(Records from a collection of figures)

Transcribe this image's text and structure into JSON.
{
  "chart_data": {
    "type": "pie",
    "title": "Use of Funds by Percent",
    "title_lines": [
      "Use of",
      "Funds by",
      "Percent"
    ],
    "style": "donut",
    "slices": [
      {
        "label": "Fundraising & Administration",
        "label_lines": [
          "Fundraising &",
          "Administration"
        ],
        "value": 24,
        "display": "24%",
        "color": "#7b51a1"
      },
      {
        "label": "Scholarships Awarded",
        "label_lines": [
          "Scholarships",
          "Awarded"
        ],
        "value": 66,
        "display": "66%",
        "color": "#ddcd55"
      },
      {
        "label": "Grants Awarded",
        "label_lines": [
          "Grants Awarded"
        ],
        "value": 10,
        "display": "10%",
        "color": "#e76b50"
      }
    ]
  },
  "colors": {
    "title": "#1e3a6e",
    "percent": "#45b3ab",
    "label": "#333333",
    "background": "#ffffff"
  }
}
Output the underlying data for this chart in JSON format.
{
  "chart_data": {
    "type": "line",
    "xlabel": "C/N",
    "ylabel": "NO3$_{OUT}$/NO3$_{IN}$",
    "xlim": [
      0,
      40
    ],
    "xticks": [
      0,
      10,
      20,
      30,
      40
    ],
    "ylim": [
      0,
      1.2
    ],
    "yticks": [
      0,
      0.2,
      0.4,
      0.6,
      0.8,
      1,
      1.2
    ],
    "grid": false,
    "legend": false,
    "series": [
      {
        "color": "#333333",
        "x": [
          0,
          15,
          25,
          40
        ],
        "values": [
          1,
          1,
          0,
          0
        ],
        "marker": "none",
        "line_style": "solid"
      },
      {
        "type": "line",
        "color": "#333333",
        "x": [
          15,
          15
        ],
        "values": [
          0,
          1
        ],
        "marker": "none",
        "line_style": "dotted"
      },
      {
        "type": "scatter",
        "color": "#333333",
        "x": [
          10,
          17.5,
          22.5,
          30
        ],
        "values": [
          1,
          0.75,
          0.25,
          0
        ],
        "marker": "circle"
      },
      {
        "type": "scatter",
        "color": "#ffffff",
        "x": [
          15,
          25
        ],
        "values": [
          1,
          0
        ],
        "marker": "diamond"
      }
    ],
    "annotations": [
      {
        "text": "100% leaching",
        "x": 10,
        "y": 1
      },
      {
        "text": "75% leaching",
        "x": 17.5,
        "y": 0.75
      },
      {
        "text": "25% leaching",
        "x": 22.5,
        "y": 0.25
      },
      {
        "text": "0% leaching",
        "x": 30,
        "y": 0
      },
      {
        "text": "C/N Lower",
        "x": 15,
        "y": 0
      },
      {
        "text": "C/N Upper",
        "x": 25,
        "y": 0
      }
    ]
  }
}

- [JOB]
From the listing, copy every line where the string "marker" appears.

- [THE RESULT]
        "marker": "none",
        "marker": "none",
        "marker": "circle"
        "marker": "diamond"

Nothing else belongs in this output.